Some records:
※ ※ ※

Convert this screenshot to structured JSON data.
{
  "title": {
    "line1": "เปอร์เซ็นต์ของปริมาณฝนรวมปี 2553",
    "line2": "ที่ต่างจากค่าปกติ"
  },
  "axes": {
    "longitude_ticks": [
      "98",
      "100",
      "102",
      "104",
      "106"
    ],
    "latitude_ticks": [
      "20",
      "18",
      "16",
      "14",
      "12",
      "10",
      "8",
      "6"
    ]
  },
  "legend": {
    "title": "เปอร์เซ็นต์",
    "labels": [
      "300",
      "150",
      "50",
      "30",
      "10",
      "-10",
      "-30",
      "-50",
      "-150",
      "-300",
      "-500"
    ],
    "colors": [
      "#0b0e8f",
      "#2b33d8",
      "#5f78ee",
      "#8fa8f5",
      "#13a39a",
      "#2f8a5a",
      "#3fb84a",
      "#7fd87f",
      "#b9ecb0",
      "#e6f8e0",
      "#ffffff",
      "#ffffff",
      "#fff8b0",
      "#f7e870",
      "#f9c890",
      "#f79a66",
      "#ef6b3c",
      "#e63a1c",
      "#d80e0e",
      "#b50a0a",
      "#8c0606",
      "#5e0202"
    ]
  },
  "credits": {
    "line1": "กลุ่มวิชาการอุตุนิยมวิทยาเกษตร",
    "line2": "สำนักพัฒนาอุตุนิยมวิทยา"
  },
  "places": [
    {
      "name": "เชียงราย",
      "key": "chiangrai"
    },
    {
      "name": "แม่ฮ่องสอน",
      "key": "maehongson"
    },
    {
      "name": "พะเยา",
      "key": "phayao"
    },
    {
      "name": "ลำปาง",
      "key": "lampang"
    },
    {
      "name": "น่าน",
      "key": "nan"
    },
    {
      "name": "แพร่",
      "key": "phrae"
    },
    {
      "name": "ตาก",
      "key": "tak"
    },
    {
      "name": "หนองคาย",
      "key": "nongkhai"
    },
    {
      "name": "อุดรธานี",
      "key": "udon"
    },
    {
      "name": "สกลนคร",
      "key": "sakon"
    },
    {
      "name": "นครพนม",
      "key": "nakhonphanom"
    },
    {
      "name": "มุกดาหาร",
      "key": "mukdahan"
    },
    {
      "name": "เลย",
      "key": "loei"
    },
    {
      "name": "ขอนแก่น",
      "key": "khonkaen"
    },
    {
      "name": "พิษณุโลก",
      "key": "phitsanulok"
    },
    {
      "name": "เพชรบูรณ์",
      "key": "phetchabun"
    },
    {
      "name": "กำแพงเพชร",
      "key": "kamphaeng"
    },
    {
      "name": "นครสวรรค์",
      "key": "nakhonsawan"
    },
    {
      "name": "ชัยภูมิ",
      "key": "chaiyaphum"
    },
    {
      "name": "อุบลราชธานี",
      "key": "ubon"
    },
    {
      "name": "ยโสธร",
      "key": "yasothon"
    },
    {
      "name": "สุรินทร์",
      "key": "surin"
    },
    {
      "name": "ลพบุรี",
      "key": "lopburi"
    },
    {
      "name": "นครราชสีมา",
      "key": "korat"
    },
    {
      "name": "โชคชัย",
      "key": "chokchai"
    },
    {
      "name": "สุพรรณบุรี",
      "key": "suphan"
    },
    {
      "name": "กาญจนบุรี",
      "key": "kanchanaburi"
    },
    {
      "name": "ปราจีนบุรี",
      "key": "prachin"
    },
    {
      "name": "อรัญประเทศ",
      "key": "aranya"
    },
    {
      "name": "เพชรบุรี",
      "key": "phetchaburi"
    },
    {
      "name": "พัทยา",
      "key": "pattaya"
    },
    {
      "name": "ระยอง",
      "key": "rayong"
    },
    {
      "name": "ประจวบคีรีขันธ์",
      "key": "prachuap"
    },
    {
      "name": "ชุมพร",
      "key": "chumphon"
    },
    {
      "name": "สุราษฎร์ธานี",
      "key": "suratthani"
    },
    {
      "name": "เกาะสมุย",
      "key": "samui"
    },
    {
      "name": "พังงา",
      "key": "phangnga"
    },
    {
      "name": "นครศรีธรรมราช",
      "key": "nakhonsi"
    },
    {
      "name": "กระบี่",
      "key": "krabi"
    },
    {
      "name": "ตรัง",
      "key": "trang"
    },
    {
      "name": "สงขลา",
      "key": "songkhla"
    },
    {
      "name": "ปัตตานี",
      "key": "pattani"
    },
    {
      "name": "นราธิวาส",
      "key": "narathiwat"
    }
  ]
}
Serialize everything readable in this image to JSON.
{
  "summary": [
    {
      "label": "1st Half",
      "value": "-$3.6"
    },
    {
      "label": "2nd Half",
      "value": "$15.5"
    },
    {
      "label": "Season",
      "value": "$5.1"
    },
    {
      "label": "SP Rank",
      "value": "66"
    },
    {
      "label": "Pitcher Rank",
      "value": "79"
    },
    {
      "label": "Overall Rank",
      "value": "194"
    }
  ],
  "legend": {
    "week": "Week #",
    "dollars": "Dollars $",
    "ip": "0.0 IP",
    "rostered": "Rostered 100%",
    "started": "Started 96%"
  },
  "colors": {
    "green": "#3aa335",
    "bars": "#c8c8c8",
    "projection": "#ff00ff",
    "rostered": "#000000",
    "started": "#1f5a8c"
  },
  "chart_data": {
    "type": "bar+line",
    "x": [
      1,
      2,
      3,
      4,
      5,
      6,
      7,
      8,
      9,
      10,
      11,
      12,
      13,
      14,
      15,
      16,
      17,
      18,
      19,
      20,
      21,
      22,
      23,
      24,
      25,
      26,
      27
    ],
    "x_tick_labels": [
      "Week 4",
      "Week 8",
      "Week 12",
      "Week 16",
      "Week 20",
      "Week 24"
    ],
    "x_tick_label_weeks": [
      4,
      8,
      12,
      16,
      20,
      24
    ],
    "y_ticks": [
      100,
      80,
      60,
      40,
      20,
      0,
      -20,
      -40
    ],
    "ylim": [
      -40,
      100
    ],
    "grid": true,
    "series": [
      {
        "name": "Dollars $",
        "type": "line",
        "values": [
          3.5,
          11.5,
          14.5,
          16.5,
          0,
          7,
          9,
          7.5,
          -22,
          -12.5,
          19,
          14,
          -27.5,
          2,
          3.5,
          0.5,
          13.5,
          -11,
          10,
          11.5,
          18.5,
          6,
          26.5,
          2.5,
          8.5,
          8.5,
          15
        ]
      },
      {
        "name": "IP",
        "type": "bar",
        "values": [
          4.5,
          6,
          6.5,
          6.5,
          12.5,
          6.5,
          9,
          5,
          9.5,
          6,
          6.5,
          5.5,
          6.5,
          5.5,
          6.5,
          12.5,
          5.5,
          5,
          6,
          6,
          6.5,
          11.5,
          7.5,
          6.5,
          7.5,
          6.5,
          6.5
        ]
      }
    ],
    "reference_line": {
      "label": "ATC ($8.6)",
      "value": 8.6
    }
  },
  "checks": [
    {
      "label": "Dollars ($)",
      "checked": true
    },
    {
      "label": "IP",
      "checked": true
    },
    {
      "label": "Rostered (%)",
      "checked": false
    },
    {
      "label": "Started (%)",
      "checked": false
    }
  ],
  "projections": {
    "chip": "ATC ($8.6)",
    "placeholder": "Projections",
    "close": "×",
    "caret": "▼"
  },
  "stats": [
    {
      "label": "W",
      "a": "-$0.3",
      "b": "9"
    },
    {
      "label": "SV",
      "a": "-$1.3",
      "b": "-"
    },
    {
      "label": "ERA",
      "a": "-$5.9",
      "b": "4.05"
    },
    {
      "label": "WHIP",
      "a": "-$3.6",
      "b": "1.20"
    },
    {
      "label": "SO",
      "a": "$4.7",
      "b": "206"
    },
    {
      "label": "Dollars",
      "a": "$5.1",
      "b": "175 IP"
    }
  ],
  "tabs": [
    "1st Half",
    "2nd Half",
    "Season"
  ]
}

※ ※ ※

Every entry needs to be retyped exactly.

EXPECTED ANSWER:
Convert this screenshot to structured JSON data.
{
  "title": {
    "line1": "เปอร์เซ็นต์ของปริมาณฝนรวมปี 2553",
    "line2": "ที่ต่างจากค่าปกติ"
  },
  "axes": {
    "longitude_ticks": [
      "98",
      "100",
      "102",
      "104",
      "106"
    ],
    "latitude_ticks": [
      "20",
      "18",
      "16",
      "14",
      "12",
      "10",
      "8",
      "6"
    ]
  },
  "legend": {
    "title": "เปอร์เซ็นต์",
    "labels": [
      "300",
      "150",
      "50",
      "30",
      "10",
      "-10",
      "-30",
      "-50",
      "-150",
      "-300",
      "-500"
    ],
    "colors": [
      "#0b0e8f",
      "#2b33d8",
      "#5f78ee",
      "#8fa8f5",
      "#13a39a",
      "#2f8a5a",
      "#3fb84a",
      "#7fd87f",
      "#b9ecb0",
      "#e6f8e0",
      "#ffffff",
      "#ffffff",
      "#fff8b0",
      "#f7e870",
      "#f9c890",
      "#f79a66",
      "#ef6b3c",
      "#e63a1c",
      "#d80e0e",
      "#b50a0a",
      "#8c0606",
      "#5e0202"
    ]
  },
  "credits": {
    "line1": "กลุ่มวิชาการอุตุนิยมวิทยาเกษตร",
    "line2": "สำนักพัฒนาอุตุนิยมวิทยา"
  },
  "places": [
    {
      "name": "เชียงราย",
      "key": "chiangrai"
    },
    {
      "name": "แม่ฮ่องสอน",
      "key": "maehongson"
    },
    {
      "name": "พะเยา",
      "key": "phayao"
    },
    {
      "name": "ลำปาง",
      "key": "lampang"
    },
    {
      "name": "น่าน",
      "key": "nan"
    },
    {
      "name": "แพร่",
      "key": "phrae"
    },
    {
      "name": "ตาก",
      "key": "tak"
    },
    {
      "name": "หนองคาย",
      "key": "nongkhai"
    },
    {
      "name": "อุดรธานี",
      "key": "udon"
    },
    {
      "name": "สกลนคร",
      "key": "sakon"
    },
    {
      "name": "นครพนม",
      "key": "nakhonphanom"
    },
    {
      "name": "มุกดาหาร",
      "key": "mukdahan"
    },
    {
      "name": "เลย",
      "key": "loei"
    },
    {
      "name": "ขอนแก่น",
      "key": "khonkaen"
    },
    {
      "name": "พิษณุโลก",
      "key": "phitsanulok"
    },
    {
      "name": "เพชรบูรณ์",
      "key": "phetchabun"
    },
    {
      "name": "กำแพงเพชร",
      "key": "kamphaeng"
    },
    {
      "name": "นครสวรรค์",
      "key": "nakhonsawan"
    },
    {
      "name": "ชัยภูมิ",
      "key": "chaiyaphum"
    },
    {
      "name": "อุบลราชธานี",
      "key": "ubon"
    },
    {
      "name": "ยโสธร",
      "key": "yasothon"
    },
    {
      "name": "สุรินทร์",
      "key": "surin"
    },
    {
      "name": "ลพบุรี",
      "key": "lopburi"
    },
    {
      "name": "นครราชสีมา",
      "key": "korat"
    },
    {
      "name": "โชคชัย",
      "key": "chokchai"
    },
    {
      "name": "สุพรรณบุรี",
      "key": "suphan"
    },
    {
      "name": "กาญจนบุรี",
      "key": "kanchanaburi"
    },
    {
      "name": "ปราจีนบุรี",
      "key": "prachin"
    },
    {
      "name": "อรัญประเทศ",
      "key": "aranya"
    },
    {
      "name": "เพชรบุรี",
      "key": "phetchaburi"
    },
    {
      "name": "พัทยา",
      "key": "pattaya"
    },
    {
      "name": "ระยอง",
      "key": "rayong"
    },
    {
      "name": "ประจวบคีรีขันธ์",
      "key": "prachuap"
    },
    {
      "name": "ชุมพร",
      "key": "chumphon"
    },
    {
      "name": "สุราษฎร์ธานี",
      "key": "suratthani"
    },
    {
      "name": "เกาะสมุย",
      "key": "samui"
    },
    {
      "name": "พังงา",
      "key": "phangnga"
    },
    {
      "name": "นครศรีธรรมราช",
      "key": "nakhonsi"
    },
    {
      "name": "กระบี่",
      "key": "krabi"
    },
    {
      "name": "ตรัง",
      "key": "trang"
    },
    {
      "name": "สงขลา",
      "key": "songkhla"
    },
    {
      "name": "ปัตตานี",
      "key": "pattani"
    },
    {
      "name": "นราธิวาส",
      "key": "narathiwat"
    }
  ]
}
Serialize everything readable in this image to JSON.
{
  "summary": [
    {
      "label": "1st Half",
      "value": "-$3.6"
    },
    {
      "label": "2nd Half",
      "value": "$15.5"
    },
    {
      "label": "Season",
      "value": "$5.1"
    },
    {
      "label": "SP Rank",
      "value": "66"
    },
    {
      "label": "Pitcher Rank",
      "value": "79"
    },
    {
      "label": "Overall Rank",
      "value": "194"
    }
  ],
  "legend": {
    "week": "Week #",
    "dollars": "Dollars $",
    "ip": "0.0 IP",
    "rostered": "Rostered 100%",
    "started": "Started 96%"
  },
  "colors": {
    "green": "#3aa335",
    "bars": "#c8c8c8",
    "projection": "#ff00ff",
    "rostered": "#000000",
    "started": "#1f5a8c"
  },
  "chart_data": {
    "type": "bar+line",
    "x": [
      1,
      2,
      3,
      4,
      5,
      6,
      7,
      8,
      9,
      10,
      11,
      12,
      13,
      14,
      15,
      16,
      17,
      18,
      19,
      20,
      21,
      22,
      23,
      24,
      25,
      26,
      27
    ],
    "x_tick_labels": [
      "Week 4",
      "Week 8",
      "Week 12",
      "Week 16",
      "Week 20",
      "Week 24"
    ],
    "x_tick_label_weeks": [
      4,
      8,
      12,
      16,
      20,
      24
    ],
    "y_ticks": [
      100,
      80,
      60,
      40,
      20,
      0,
      -20,
      -40
    ],
    "ylim": [
      -40,
      100
    ],
    "grid": true,
    "series": [
      {
        "name": "Dollars $",
        "type": "line",
        "values": [
          3.5,
          11.5,
          14.5,
          16.5,
          0,
          7,
          9,
          7.5,
          -22,
          -12.5,
          19,
          14,
          -27.5,
          2,
          3.5,
          0.5,
          13.5,
          -11,
          10,
          11.5,
          18.5,
          6,
          26.5,
          2.5,
          8.5,
          8.5,
          15
        ]
      },
      {
        "name": "IP",
        "type": "bar",
        "values": [
          4.5,
          6,
          6.5,
          6.5,
          12.5,
          6.5,
          9,
          5,
          9.5,
          6,
          6.5,
          5.5,
          6.5,
          5.5,
          6.5,
          12.5,
          5.5,
          5,
          6,
          6,
          6.5,
          11.5,
          7.5,
          6.5,
          7.5,
          6.5,
          6.5
        ]
      }
    ],
    "reference_line": {
      "label": "ATC ($8.6)",
      "value": 8.6
    }
  },
  "checks": [
    {
      "label": "Dollars ($)",
      "checked": true
    },
    {
      "label": "IP",
      "checked": true
    },
    {
      "label": "Rostered (%)",
      "checked": false
    },
    {
      "label": "Started (%)",
      "checked": false
    }
  ],
  "projections": {
    "chip": "ATC ($8.6)",
    "placeholder": "Projections",
    "close": "×",
    "caret": "▼"
  },
  "stats": [
    {
      "label": "W",
      "a": "-$0.3",
      "b": "9"
    },
    {
      "label": "SV",
      "a": "-$1.3",
      "b": "-"
    },
    {
      "label": "ERA",
      "a": "-$5.9",
      "b": "4.05"
    },
    {
      "label": "WHIP",
      "a": "-$3.6",
      "b": "1.20"
    },
    {
      "label": "SO",
      "a": "$4.7",
      "b": "206"
    },
    {
      "label": "Dollars",
      "a": "$5.1",
      "b": "175 IP"
    }
  ],
  "tabs": [
    "1st Half",
    "2nd Half",
    "Season"
  ]
}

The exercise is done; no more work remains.